→ WHAT IS REQUIRED: Filter these entries, keeping only lines that hold the word "роли".

→ Saved data entries:
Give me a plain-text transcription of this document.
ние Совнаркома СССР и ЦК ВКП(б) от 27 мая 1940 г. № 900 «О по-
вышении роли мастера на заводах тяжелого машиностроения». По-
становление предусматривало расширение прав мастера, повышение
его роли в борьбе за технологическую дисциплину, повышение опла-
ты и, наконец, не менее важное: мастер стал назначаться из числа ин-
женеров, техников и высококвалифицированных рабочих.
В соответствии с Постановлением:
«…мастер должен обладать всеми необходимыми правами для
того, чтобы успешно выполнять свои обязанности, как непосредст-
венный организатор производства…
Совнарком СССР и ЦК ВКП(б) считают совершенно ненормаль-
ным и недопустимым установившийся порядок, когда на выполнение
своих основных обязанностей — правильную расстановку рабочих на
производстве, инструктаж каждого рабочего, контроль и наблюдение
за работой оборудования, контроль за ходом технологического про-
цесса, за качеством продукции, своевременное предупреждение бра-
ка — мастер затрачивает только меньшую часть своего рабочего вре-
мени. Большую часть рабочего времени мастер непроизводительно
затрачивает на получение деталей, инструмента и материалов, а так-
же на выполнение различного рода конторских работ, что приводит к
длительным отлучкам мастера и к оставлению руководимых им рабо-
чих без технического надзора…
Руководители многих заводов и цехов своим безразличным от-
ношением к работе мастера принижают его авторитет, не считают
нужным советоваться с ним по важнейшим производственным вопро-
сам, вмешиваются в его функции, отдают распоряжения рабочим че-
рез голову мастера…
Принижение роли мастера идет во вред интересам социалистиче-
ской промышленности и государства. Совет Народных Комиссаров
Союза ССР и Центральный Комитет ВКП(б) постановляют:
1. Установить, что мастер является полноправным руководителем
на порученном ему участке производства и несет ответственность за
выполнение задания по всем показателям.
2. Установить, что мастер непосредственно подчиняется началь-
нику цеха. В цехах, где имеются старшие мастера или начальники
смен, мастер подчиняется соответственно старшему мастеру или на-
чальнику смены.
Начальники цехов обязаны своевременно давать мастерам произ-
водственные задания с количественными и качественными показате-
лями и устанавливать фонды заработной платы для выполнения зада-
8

→ SOLUTION:
вышении роли мастера на заводах тяжелого машиностроения». По-
его роли в борьбе за технологическую дисциплину, повышение опла-
Принижение роли мастера идет во вред интересам социалистиче-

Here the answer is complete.